■ What is required ■
Each entry that follows must be output without any deviation.

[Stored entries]

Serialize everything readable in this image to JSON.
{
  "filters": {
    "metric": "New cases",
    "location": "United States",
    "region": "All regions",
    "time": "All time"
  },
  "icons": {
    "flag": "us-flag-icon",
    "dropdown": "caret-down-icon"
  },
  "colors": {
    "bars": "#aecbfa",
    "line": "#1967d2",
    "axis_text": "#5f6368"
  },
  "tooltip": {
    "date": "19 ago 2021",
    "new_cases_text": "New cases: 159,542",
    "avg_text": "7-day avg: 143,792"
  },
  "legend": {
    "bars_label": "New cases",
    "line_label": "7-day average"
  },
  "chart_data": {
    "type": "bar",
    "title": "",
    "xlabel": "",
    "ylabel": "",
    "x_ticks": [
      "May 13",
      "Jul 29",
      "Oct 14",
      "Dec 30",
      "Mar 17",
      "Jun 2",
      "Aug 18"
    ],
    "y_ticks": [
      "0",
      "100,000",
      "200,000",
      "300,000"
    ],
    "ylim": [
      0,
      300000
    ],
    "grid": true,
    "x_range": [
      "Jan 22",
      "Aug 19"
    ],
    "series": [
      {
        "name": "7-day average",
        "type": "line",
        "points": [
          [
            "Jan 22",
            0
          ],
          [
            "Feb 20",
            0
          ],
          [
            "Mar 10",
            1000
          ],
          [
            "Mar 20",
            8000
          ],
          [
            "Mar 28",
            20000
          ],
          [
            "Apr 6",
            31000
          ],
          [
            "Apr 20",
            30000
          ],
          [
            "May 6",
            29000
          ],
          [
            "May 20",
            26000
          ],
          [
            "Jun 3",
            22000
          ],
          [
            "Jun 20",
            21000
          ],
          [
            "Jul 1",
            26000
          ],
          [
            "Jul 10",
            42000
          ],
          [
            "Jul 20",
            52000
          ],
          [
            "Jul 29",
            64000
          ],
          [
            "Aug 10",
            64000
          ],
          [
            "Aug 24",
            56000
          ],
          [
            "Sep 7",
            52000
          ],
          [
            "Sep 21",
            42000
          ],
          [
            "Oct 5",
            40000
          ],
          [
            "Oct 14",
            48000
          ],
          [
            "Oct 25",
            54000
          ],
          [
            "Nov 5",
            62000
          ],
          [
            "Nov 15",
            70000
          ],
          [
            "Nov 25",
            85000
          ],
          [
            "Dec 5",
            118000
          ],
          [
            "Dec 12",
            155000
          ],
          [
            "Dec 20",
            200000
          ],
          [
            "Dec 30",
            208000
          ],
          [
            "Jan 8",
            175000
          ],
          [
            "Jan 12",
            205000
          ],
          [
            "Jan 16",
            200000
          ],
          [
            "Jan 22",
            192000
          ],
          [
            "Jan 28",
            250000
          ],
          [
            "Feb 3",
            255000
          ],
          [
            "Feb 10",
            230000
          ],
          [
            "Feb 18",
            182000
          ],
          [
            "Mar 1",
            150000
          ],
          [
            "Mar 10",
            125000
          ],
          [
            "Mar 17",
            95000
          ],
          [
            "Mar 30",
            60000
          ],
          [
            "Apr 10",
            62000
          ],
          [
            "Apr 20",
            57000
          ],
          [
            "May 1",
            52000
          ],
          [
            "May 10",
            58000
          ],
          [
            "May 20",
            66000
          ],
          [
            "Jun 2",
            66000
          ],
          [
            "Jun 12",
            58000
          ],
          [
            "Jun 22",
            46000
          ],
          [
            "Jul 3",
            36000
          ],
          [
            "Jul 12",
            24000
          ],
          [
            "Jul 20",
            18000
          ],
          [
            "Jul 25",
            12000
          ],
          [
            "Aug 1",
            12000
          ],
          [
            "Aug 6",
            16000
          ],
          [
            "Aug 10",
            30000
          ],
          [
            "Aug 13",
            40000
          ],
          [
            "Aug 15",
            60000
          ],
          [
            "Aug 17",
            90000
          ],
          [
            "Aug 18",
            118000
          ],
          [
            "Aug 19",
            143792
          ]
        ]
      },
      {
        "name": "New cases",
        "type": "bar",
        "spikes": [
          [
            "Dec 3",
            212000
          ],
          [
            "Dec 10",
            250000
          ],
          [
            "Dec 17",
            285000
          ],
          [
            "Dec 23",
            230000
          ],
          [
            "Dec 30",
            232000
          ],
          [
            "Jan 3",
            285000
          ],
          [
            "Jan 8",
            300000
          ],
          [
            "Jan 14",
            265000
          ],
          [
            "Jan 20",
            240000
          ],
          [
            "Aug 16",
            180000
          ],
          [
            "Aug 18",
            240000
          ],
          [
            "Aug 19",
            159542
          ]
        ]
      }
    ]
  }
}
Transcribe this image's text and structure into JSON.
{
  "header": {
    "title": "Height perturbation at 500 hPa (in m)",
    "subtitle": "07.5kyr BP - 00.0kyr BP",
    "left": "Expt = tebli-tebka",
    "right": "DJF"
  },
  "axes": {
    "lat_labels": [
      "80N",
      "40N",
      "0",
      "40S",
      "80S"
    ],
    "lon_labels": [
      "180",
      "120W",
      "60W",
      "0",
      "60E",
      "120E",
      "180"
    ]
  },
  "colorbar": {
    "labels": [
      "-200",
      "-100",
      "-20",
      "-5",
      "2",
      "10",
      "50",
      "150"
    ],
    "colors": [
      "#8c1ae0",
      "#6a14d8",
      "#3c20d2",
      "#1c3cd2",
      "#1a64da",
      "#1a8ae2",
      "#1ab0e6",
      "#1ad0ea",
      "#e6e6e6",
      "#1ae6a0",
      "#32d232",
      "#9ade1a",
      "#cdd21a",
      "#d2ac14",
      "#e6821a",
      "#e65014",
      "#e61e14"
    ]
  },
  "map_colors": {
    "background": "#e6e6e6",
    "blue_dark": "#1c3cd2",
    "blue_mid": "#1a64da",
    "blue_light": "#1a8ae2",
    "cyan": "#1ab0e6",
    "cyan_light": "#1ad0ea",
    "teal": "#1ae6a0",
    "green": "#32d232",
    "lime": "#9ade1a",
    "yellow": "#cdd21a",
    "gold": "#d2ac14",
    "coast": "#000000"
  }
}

■ Result below ■
Serialize everything readable in this image to JSON.
{
  "filters": {
    "metric": "New cases",
    "location": "United States",
    "region": "All regions",
    "time": "All time"
  },
  "icons": {
    "flag": "us-flag-icon",
    "dropdown": "caret-down-icon"
  },
  "colors": {
    "bars": "#aecbfa",
    "line": "#1967d2",
    "axis_text": "#5f6368"
  },
  "tooltip": {
    "date": "19 ago 2021",
    "new_cases_text": "New cases: 159,542",
    "avg_text": "7-day avg: 143,792"
  },
  "legend": {
    "bars_label": "New cases",
    "line_label": "7-day average"
  },
  "chart_data": {
    "type": "bar",
    "title": "",
    "xlabel": "",
    "ylabel": "",
    "x_ticks": [
      "May 13",
      "Jul 29",
      "Oct 14",
      "Dec 30",
      "Mar 17",
      "Jun 2",
      "Aug 18"
    ],
    "y_ticks": [
      "0",
      "100,000",
      "200,000",
      "300,000"
    ],
    "ylim": [
      0,
      300000
    ],
    "grid": true,
    "x_range": [
      "Jan 22",
      "Aug 19"
    ],
    "series": [
      {
        "name": "7-day average",
        "type": "line",
        "points": [
          [
            "Jan 22",
            0
          ],
          [
            "Feb 20",
            0
          ],
          [
            "Mar 10",
            1000
          ],
          [
            "Mar 20",
            8000
          ],
          [
            "Mar 28",
            20000
          ],
          [
            "Apr 6",
            31000
          ],
          [
            "Apr 20",
            30000
          ],
          [
            "May 6",
            29000
          ],
          [
            "May 20",
            26000
          ],
          [
            "Jun 3",
            22000
          ],
          [
            "Jun 20",
            21000
          ],
          [
            "Jul 1",
            26000
          ],
          [
            "Jul 10",
            42000
          ],
          [
            "Jul 20",
            52000
          ],
          [
            "Jul 29",
            64000
          ],
          [
            "Aug 10",
            64000
          ],
          [
            "Aug 24",
            56000
          ],
          [
            "Sep 7",
            52000
          ],
          [
            "Sep 21",
            42000
          ],
          [
            "Oct 5",
            40000
          ],
          [
            "Oct 14",
            48000
          ],
          [
            "Oct 25",
            54000
          ],
          [
            "Nov 5",
            62000
          ],
          [
            "Nov 15",
            70000
          ],
          [
            "Nov 25",
            85000
          ],
          [
            "Dec 5",
            118000
          ],
          [
            "Dec 12",
            155000
          ],
          [
            "Dec 20",
            200000
          ],
          [
            "Dec 30",
            208000
          ],
          [
            "Jan 8",
            175000
          ],
          [
            "Jan 12",
            205000
          ],
          [
            "Jan 16",
            200000
          ],
          [
            "Jan 22",
            192000
          ],
          [
            "Jan 28",
            250000
          ],
          [
            "Feb 3",
            255000
          ],
          [
            "Feb 10",
            230000
          ],
          [
            "Feb 18",
            182000
          ],
          [
            "Mar 1",
            150000
          ],
          [
            "Mar 10",
            125000
          ],
          [
            "Mar 17",
            95000
          ],
          [
            "Mar 30",
            60000
          ],
          [
            "Apr 10",
            62000
          ],
          [
            "Apr 20",
            57000
          ],
          [
            "May 1",
            52000
          ],
          [
            "May 10",
            58000
          ],
          [
            "May 20",
            66000
          ],
          [
            "Jun 2",
            66000
          ],
          [
            "Jun 12",
            58000
          ],
          [
            "Jun 22",
            46000
          ],
          [
            "Jul 3",
            36000
          ],
          [
            "Jul 12",
            24000
          ],
          [
            "Jul 20",
            18000
          ],
          [
            "Jul 25",
            12000
          ],
          [
            "Aug 1",
            12000
          ],
          [
            "Aug 6",
            16000
          ],
          [
            "Aug 10",
            30000
          ],
          [
            "Aug 13",
            40000
          ],
          [
            "Aug 15",
            60000
          ],
          [
            "Aug 17",
            90000
          ],
          [
            "Aug 18",
            118000
          ],
          [
            "Aug 19",
            143792
          ]
        ]
      },
      {
        "name": "New cases",
        "type": "bar",
        "spikes": [
          [
            "Dec 3",
            212000
          ],
          [
            "Dec 10",
            250000
          ],
          [
            "Dec 17",
            285000
          ],
          [
            "Dec 23",
            230000
          ],
          [
            "Dec 30",
            232000
          ],
          [
            "Jan 3",
            285000
          ],
          [
            "Jan 8",
            300000
          ],
          [
            "Jan 14",
            265000
          ],
          [
            "Jan 20",
            240000
          ],
          [
            "Aug 16",
            180000
          ],
          [
            "Aug 18",
            240000
          ],
          [
            "Aug 19",
            159542
          ]
        ]
      }
    ]
  }
}
Transcribe this image's text and structure into JSON.
{
  "header": {
    "title": "Height perturbation at 500 hPa (in m)",
    "subtitle": "07.5kyr BP - 00.0kyr BP",
    "left": "Expt = tebli-tebka",
    "right": "DJF"
  },
  "axes": {
    "lat_labels": [
      "80N",
      "40N",
      "0",
      "40S",
      "80S"
    ],
    "lon_labels": [
      "180",
      "120W",
      "60W",
      "0",
      "60E",
      "120E",
      "180"
    ]
  },
  "colorbar": {
    "labels": [
      "-200",
      "-100",
      "-20",
      "-5",
      "2",
      "10",
      "50",
      "150"
    ],
    "colors": [
      "#8c1ae0",
      "#6a14d8",
      "#3c20d2",
      "#1c3cd2",
      "#1a64da",
      "#1a8ae2",
      "#1ab0e6",
      "#1ad0ea",
      "#e6e6e6",
      "#1ae6a0",
      "#32d232",
      "#9ade1a",
      "#cdd21a",
      "#d2ac14",
      "#e6821a",
      "#e65014",
      "#e61e14"
    ]
  },
  "map_colors": {
    "background": "#e6e6e6",
    "blue_dark": "#1c3cd2",
    "blue_mid": "#1a64da",
    "blue_light": "#1a8ae2",
    "cyan": "#1ab0e6",
    "cyan_light": "#1ad0ea",
    "teal": "#1ae6a0",
    "green": "#32d232",
    "lime": "#9ade1a",
    "yellow": "#cdd21a",
    "gold": "#d2ac14",
    "coast": "#000000"
  }
}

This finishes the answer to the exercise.